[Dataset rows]
--------------------

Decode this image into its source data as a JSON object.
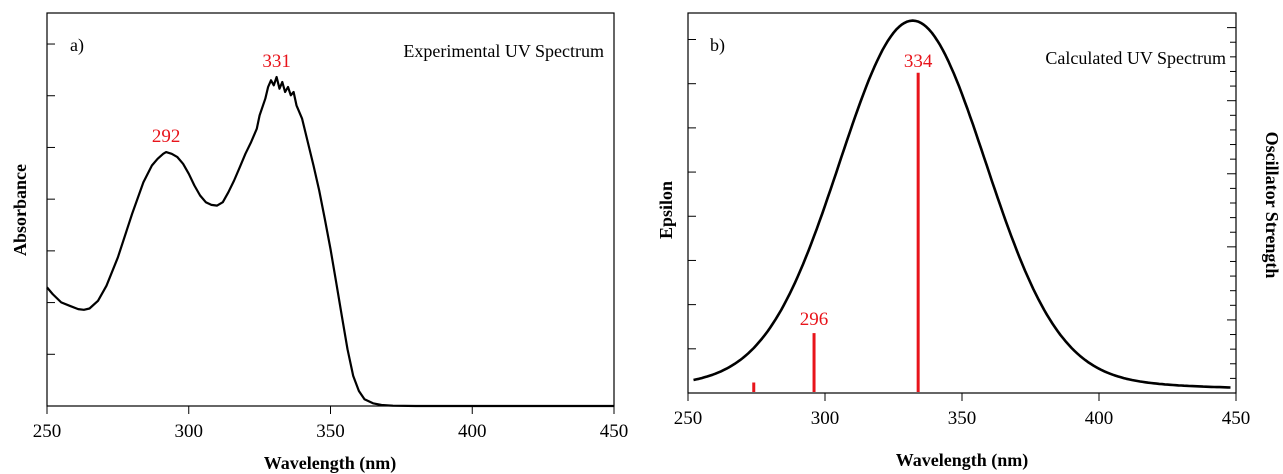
{
  "colors": {
    "curve": "#000000",
    "annotation": "#e8141b",
    "frame": "#000000"
  },
  "chart_data": [
    {
      "type": "line",
      "panel_label": "a)",
      "title": "Experimental UV Spectrum",
      "xlabel": "Wavelength (nm)",
      "ylabel": "Absorbance",
      "xlim": [
        250,
        450
      ],
      "ylim": [
        0,
        1
      ],
      "x_ticks": [
        250,
        300,
        350,
        400,
        450
      ],
      "grid": false,
      "series": [
        {
          "x": [
            250,
            252,
            255,
            258,
            261,
            263,
            265,
            268,
            271,
            275,
            280,
            284,
            287,
            289,
            291,
            292,
            294,
            296,
            298,
            300,
            302,
            304,
            306,
            308,
            310,
            312,
            314,
            316,
            318,
            320,
            322,
            324,
            325,
            327,
            328,
            329,
            330,
            331,
            332,
            333,
            334,
            335,
            336,
            337,
            338,
            340,
            342,
            344,
            346,
            348,
            350,
            352,
            354,
            356,
            358,
            360,
            362,
            365,
            368,
            372,
            380,
            390,
            400,
            410,
            420,
            430,
            440,
            450
          ],
          "y": [
            0.355,
            0.335,
            0.31,
            0.3,
            0.29,
            0.288,
            0.292,
            0.315,
            0.36,
            0.445,
            0.575,
            0.67,
            0.72,
            0.74,
            0.755,
            0.76,
            0.755,
            0.745,
            0.725,
            0.695,
            0.66,
            0.63,
            0.61,
            0.602,
            0.6,
            0.61,
            0.64,
            0.675,
            0.715,
            0.755,
            0.79,
            0.83,
            0.87,
            0.92,
            0.955,
            0.975,
            0.96,
            0.985,
            0.95,
            0.97,
            0.94,
            0.955,
            0.93,
            0.94,
            0.9,
            0.86,
            0.79,
            0.72,
            0.645,
            0.56,
            0.47,
            0.37,
            0.27,
            0.17,
            0.09,
            0.045,
            0.02,
            0.008,
            0.003,
            0.001,
            0.0,
            0.0,
            0.0,
            0.0,
            0.0,
            0.0,
            0.0,
            0.0
          ]
        }
      ],
      "peaks": [
        {
          "x": 292,
          "label": "292"
        },
        {
          "x": 331,
          "label": "331"
        }
      ]
    },
    {
      "type": "line",
      "panel_label": "b)",
      "title": "Calculated UV Spectrum",
      "xlabel": "Wavelength (nm)",
      "ylabel": "Epsilon",
      "y2label": "Oscillator Strength",
      "xlim": [
        250,
        450
      ],
      "ylim": [
        0,
        1
      ],
      "x_ticks": [
        250,
        300,
        350,
        400,
        450
      ],
      "grid": false,
      "curve_center": 332,
      "curve_sigma": 26.5,
      "curve_peak": 0.98,
      "series": [
        {
          "x": [
            252,
            260,
            270,
            280,
            290,
            300,
            305,
            310,
            315,
            320,
            325,
            330,
            332,
            335,
            340,
            345,
            350,
            355,
            360,
            370,
            380,
            390,
            400,
            410,
            420,
            430,
            440,
            448
          ],
          "y": [
            0.025,
            0.04,
            0.078,
            0.143,
            0.25,
            0.41,
            0.5,
            0.6,
            0.7,
            0.8,
            0.9,
            0.975,
            0.98,
            0.975,
            0.93,
            0.84,
            0.73,
            0.62,
            0.5,
            0.3,
            0.17,
            0.09,
            0.055,
            0.035,
            0.025,
            0.02,
            0.015,
            0.01
          ]
        }
      ],
      "sticks": [
        {
          "x": 274,
          "f": 0.025,
          "label": ""
        },
        {
          "x": 296,
          "f": 0.155,
          "label": "296"
        },
        {
          "x": 334,
          "f": 0.84,
          "label": "334"
        }
      ]
    }
  ]
}
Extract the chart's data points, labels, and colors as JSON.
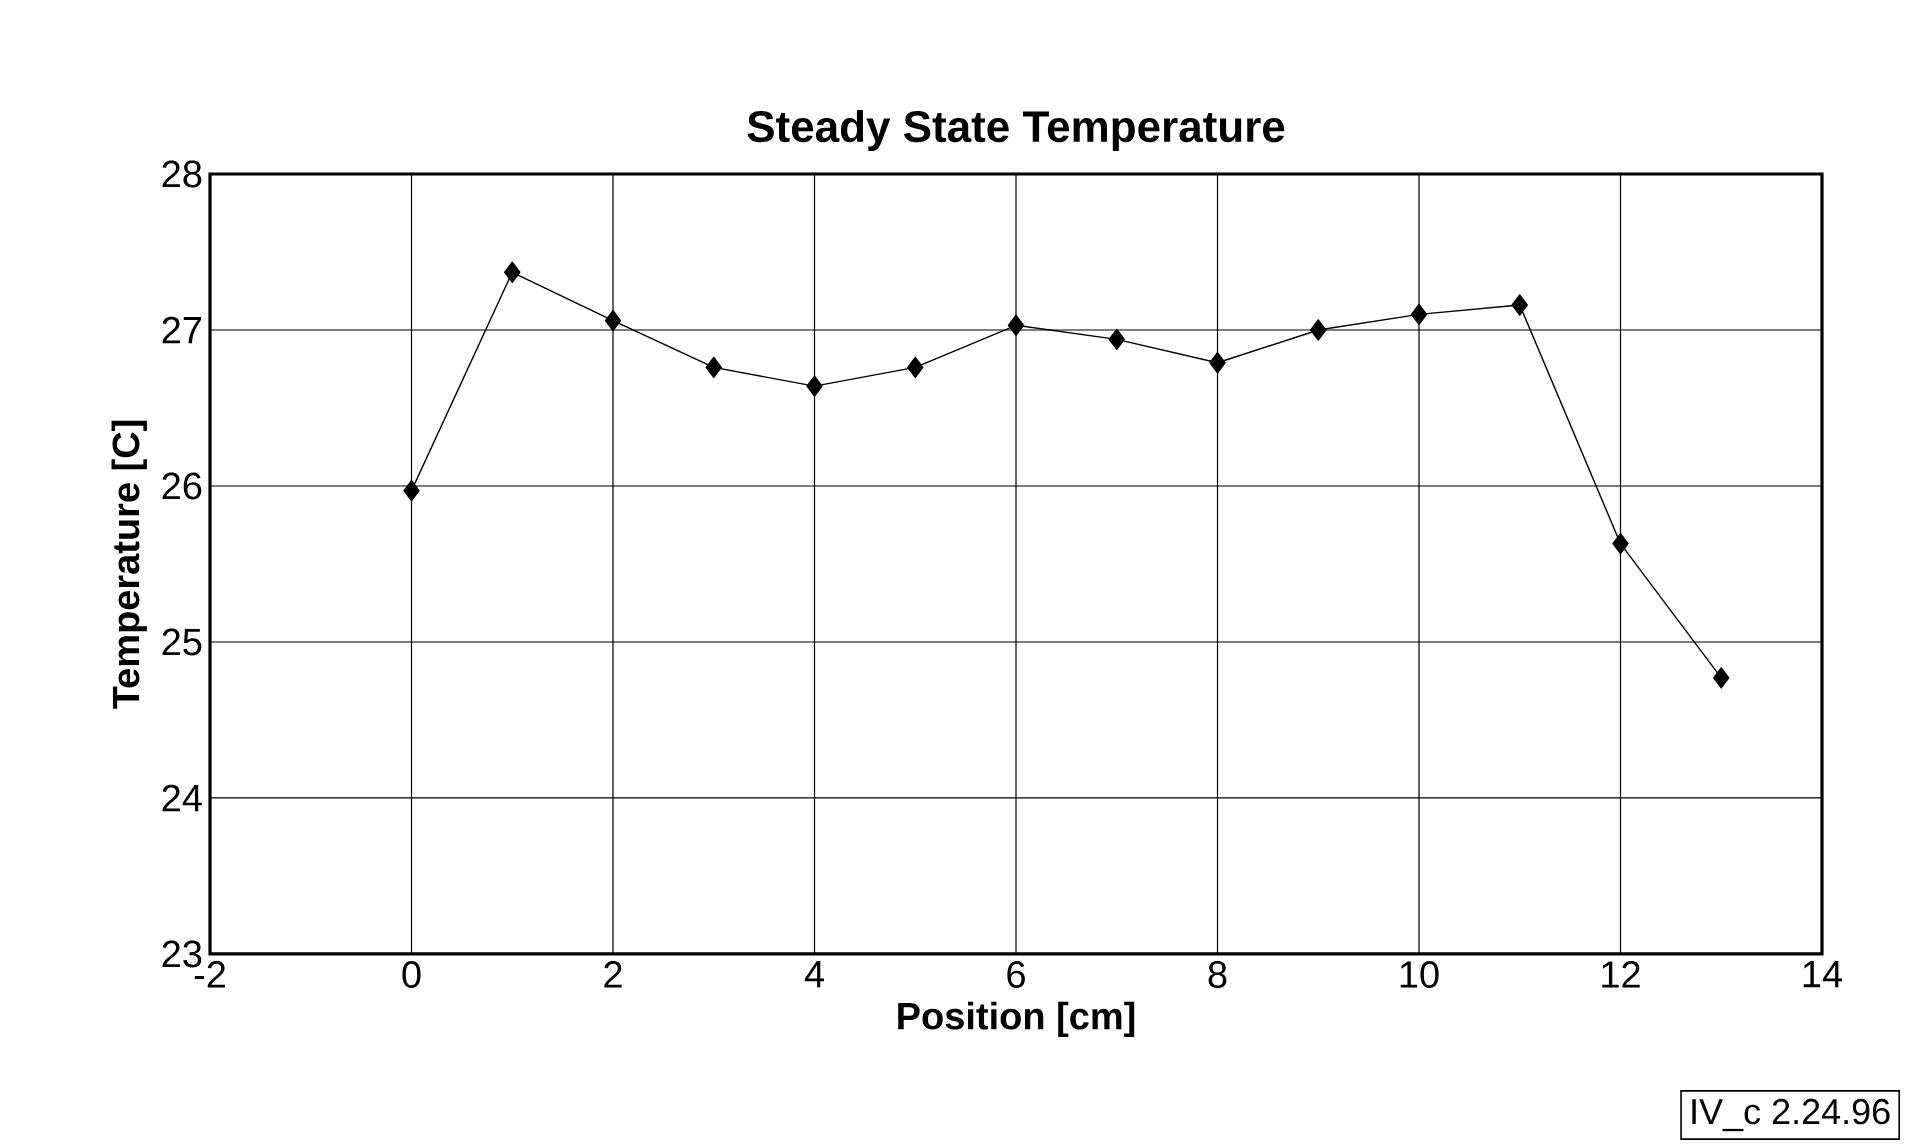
{
  "chart_data": {
    "type": "line",
    "title": "Steady State Temperature",
    "xlabel": "Position [cm]",
    "ylabel": "Temperature [C]",
    "x": [
      0,
      1,
      2,
      3,
      4,
      5,
      6,
      7,
      8,
      9,
      10,
      11,
      12,
      13
    ],
    "values": [
      25.97,
      27.37,
      27.06,
      26.76,
      26.64,
      26.76,
      27.03,
      26.94,
      26.79,
      27.0,
      27.1,
      27.16,
      25.63,
      24.77
    ],
    "color": "#000000",
    "marker": "diamond",
    "line_style": "solid",
    "xlim": [
      -2,
      14
    ],
    "xticks": [
      -2,
      0,
      2,
      4,
      6,
      8,
      10,
      12,
      14
    ],
    "ylim": [
      23,
      28
    ],
    "yticks": [
      23,
      24,
      25,
      26,
      27,
      28
    ],
    "grid": true,
    "legend": false,
    "annotations": [
      "IV_c 2.24.96"
    ]
  }
}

--------------------

## [WHAT IS BEING ASKED]
Identify each line in the entries with the word "ylabel" and copy it.

## [REPLY]
      "ylabel": "Absorbance",
      "ylabel": "Epsilon",
    "ylabel": "Temperature [C]",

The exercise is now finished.